Structured figure records:
***

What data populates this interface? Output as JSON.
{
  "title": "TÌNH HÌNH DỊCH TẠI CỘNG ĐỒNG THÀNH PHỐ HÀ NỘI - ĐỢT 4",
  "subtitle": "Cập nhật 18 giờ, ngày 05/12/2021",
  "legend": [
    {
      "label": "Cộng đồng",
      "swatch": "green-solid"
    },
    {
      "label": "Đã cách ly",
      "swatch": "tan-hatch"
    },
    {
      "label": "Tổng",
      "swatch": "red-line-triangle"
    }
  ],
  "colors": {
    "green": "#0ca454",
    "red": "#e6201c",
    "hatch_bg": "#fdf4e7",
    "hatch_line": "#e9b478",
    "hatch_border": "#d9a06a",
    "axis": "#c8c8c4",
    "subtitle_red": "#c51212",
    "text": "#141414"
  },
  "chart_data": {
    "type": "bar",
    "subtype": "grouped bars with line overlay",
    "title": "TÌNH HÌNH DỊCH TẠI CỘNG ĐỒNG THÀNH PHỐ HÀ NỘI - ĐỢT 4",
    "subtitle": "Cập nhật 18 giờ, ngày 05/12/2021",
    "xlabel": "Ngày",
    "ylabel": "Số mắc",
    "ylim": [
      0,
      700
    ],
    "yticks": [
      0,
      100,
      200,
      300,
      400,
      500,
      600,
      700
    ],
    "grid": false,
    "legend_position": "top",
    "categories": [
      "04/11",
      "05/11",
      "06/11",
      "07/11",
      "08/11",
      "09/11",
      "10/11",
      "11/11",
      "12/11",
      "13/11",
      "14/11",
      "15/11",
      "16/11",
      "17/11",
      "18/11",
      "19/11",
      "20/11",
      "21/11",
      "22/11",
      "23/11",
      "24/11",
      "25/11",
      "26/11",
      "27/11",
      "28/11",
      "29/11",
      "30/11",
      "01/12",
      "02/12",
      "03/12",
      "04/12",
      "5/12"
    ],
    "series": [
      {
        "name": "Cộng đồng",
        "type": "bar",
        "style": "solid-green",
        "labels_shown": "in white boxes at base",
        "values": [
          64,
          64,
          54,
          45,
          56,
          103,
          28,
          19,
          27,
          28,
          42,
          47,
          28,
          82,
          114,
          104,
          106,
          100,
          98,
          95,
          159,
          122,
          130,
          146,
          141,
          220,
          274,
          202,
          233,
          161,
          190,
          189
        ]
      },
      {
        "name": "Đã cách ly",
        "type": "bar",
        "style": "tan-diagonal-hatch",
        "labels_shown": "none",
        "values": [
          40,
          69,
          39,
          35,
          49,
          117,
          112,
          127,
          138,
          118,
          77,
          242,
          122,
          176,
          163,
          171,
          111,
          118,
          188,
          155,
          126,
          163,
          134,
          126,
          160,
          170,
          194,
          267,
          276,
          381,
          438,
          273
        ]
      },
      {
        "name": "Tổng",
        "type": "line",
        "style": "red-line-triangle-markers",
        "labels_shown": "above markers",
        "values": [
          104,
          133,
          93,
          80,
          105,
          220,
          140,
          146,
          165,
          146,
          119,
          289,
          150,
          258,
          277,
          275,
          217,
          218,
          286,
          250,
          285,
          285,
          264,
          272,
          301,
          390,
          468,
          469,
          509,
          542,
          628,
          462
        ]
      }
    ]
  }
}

***

TASK GOAL:
All of the entries need to be reproduced exactly; please write them out.

SOLUTION FOR THIS EXERCISE:
What data populates this interface? Output as JSON.
{
  "title": "TÌNH HÌNH DỊCH TẠI CỘNG ĐỒNG THÀNH PHỐ HÀ NỘI - ĐỢT 4",
  "subtitle": "Cập nhật 18 giờ, ngày 05/12/2021",
  "legend": [
    {
      "label": "Cộng đồng",
      "swatch": "green-solid"
    },
    {
      "label": "Đã cách ly",
      "swatch": "tan-hatch"
    },
    {
      "label": "Tổng",
      "swatch": "red-line-triangle"
    }
  ],
  "colors": {
    "green": "#0ca454",
    "red": "#e6201c",
    "hatch_bg": "#fdf4e7",
    "hatch_line": "#e9b478",
    "hatch_border": "#d9a06a",
    "axis": "#c8c8c4",
    "subtitle_red": "#c51212",
    "text": "#141414"
  },
  "chart_data": {
    "type": "bar",
    "subtype": "grouped bars with line overlay",
    "title": "TÌNH HÌNH DỊCH TẠI CỘNG ĐỒNG THÀNH PHỐ HÀ NỘI - ĐỢT 4",
    "subtitle": "Cập nhật 18 giờ, ngày 05/12/2021",
    "xlabel": "Ngày",
    "ylabel": "Số mắc",
    "ylim": [
      0,
      700
    ],
    "yticks": [
      0,
      100,
      200,
      300,
      400,
      500,
      600,
      700
    ],
    "grid": false,
    "legend_position": "top",
    "categories": [
      "04/11",
      "05/11",
      "06/11",
      "07/11",
      "08/11",
      "09/11",
      "10/11",
      "11/11",
      "12/11",
      "13/11",
      "14/11",
      "15/11",
      "16/11",
      "17/11",
      "18/11",
      "19/11",
      "20/11",
      "21/11",
      "22/11",
      "23/11",
      "24/11",
      "25/11",
      "26/11",
      "27/11",
      "28/11",
      "29/11",
      "30/11",
      "01/12",
      "02/12",
      "03/12",
      "04/12",
      "5/12"
    ],
    "series": [
      {
        "name": "Cộng đồng",
        "type": "bar",
        "style": "solid-green",
        "labels_shown": "in white boxes at base",
        "values": [
          64,
          64,
          54,
          45,
          56,
          103,
          28,
          19,
          27,
          28,
          42,
          47,
          28,
          82,
          114,
          104,
          106,
          100,
          98,
          95,
          159,
          122,
          130,
          146,
          141,
          220,
          274,
          202,
          233,
          161,
          190,
          189
        ]
      },
      {
        "name": "Đã cách ly",
        "type": "bar",
        "style": "tan-diagonal-hatch",
        "labels_shown": "none",
        "values": [
          40,
          69,
          39,
          35,
          49,
          117,
          112,
          127,
          138,
          118,
          77,
          242,
          122,
          176,
          163,
          171,
          111,
          118,
          188,
          155,
          126,
          163,
          134,
          126,
          160,
          170,
          194,
          267,
          276,
          381,
          438,
          273
        ]
      },
      {
        "name": "Tổng",
        "type": "line",
        "style": "red-line-triangle-markers",
        "labels_shown": "above markers",
        "values": [
          104,
          133,
          93,
          80,
          105,
          220,
          140,
          146,
          165,
          146,
          119,
          289,
          150,
          258,
          277,
          275,
          217,
          218,
          286,
          250,
          285,
          285,
          264,
          272,
          301,
          390,
          468,
          469,
          509,
          542,
          628,
          462
        ]
      }
    ]
  }
}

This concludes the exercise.